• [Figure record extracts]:

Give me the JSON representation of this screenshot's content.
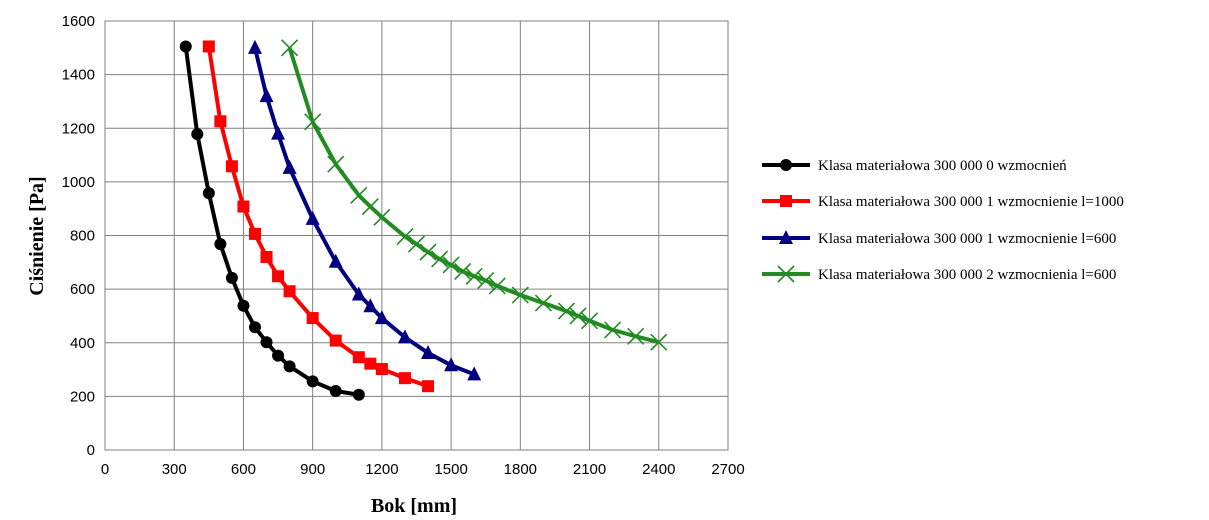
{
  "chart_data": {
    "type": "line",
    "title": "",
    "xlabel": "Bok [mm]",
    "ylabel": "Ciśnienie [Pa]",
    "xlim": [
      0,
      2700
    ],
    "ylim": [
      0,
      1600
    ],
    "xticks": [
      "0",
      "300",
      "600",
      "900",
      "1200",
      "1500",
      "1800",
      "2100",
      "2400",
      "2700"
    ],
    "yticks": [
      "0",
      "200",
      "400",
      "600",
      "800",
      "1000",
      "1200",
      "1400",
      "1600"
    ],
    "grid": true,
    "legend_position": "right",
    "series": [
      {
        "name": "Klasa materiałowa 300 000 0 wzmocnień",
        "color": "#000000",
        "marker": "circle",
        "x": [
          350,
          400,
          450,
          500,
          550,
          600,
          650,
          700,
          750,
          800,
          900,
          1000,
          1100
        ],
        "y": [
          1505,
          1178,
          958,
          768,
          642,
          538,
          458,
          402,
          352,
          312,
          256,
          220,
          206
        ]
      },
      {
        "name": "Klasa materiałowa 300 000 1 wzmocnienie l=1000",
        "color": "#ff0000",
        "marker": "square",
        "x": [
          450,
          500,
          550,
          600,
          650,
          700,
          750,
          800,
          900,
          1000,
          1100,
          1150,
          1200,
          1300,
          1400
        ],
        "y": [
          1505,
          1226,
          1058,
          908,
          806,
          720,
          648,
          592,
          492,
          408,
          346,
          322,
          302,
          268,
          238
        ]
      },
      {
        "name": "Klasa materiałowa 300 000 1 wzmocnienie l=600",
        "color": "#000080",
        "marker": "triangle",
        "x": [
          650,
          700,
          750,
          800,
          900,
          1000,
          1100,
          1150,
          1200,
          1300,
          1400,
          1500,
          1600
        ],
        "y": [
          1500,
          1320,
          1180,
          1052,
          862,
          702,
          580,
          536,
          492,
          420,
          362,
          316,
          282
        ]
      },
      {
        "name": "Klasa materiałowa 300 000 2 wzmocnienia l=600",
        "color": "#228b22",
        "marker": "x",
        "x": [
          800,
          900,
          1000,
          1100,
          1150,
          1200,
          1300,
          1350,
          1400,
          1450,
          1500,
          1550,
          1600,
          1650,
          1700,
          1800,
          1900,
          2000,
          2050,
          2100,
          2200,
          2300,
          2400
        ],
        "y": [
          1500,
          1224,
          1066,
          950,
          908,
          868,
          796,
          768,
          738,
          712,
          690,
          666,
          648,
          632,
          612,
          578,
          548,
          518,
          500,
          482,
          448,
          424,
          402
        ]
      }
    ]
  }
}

* * *

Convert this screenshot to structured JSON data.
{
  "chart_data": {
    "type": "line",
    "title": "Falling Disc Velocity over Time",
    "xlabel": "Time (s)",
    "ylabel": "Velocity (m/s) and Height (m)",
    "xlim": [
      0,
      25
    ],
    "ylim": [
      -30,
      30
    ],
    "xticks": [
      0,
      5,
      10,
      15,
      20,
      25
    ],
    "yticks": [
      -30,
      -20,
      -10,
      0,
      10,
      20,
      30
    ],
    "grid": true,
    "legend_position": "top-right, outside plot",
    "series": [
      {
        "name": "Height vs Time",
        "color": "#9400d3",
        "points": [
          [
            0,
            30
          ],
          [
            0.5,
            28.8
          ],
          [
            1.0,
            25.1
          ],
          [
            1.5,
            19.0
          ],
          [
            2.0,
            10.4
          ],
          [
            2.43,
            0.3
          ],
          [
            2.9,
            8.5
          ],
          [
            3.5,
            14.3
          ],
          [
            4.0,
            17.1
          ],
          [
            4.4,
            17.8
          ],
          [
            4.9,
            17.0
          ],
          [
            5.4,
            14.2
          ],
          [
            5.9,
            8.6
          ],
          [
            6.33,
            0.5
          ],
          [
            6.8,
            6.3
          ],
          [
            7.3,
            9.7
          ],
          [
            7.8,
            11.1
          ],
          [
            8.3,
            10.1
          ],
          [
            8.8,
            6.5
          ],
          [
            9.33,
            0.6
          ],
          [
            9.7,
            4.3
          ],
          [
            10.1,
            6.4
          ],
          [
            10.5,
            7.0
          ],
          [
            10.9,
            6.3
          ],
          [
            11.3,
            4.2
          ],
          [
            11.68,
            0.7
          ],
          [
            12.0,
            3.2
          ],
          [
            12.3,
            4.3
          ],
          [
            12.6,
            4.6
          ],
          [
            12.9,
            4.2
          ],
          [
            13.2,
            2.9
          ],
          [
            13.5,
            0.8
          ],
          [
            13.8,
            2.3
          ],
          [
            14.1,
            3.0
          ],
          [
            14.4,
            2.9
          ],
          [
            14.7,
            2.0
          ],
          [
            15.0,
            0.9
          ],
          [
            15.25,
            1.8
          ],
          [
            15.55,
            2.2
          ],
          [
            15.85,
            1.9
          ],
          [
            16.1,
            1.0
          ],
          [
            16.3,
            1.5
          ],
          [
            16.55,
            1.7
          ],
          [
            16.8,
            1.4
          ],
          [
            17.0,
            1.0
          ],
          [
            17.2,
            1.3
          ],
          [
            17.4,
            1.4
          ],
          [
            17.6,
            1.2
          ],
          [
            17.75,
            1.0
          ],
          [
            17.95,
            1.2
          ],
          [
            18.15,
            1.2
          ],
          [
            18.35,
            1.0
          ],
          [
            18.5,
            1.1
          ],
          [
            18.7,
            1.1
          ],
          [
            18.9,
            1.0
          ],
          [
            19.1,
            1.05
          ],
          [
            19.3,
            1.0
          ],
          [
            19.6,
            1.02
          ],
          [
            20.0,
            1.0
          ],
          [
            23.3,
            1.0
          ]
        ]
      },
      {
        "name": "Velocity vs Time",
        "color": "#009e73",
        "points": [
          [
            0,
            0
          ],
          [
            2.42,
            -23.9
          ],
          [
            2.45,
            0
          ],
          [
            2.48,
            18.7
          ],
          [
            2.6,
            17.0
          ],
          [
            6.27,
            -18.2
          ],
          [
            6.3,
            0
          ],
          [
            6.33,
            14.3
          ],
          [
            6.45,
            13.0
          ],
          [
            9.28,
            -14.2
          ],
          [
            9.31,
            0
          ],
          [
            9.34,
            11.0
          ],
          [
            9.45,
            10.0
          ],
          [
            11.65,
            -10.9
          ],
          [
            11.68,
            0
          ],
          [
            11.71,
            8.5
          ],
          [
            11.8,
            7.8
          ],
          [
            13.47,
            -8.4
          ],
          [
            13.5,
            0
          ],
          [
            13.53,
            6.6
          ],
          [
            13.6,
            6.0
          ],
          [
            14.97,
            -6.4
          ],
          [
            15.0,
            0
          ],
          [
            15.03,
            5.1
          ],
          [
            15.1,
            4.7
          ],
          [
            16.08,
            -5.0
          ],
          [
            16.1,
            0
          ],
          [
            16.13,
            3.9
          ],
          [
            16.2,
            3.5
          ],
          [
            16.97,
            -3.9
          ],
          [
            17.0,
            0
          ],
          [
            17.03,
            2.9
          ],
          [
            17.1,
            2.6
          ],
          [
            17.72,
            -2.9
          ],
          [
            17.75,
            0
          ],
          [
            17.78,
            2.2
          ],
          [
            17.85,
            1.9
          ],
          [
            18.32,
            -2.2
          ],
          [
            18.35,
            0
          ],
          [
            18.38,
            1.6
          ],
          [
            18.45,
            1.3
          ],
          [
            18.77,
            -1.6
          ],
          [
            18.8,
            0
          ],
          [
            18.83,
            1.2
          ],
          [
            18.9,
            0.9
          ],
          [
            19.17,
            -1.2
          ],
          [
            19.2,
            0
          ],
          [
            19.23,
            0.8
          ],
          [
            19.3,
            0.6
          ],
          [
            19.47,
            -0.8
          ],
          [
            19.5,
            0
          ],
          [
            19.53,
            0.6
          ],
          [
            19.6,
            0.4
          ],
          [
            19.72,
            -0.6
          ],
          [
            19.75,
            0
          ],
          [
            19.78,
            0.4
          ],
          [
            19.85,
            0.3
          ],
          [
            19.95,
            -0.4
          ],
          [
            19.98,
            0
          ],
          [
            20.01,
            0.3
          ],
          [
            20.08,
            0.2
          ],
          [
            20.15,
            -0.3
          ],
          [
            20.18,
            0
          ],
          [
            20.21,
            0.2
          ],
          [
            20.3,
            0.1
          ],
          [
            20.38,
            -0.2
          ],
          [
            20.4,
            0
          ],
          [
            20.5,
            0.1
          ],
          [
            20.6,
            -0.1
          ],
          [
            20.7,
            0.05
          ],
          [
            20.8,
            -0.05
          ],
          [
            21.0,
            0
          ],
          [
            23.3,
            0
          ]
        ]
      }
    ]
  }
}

• [Work to be completed]:
Pull every line containing "wzmocnienie" out of the records.

• [Task answer]:
        "name": "Klasa materiałowa 300 000 1 wzmocnienie l=1000",
        "name": "Klasa materiałowa 300 000 1 wzmocnienie l=600",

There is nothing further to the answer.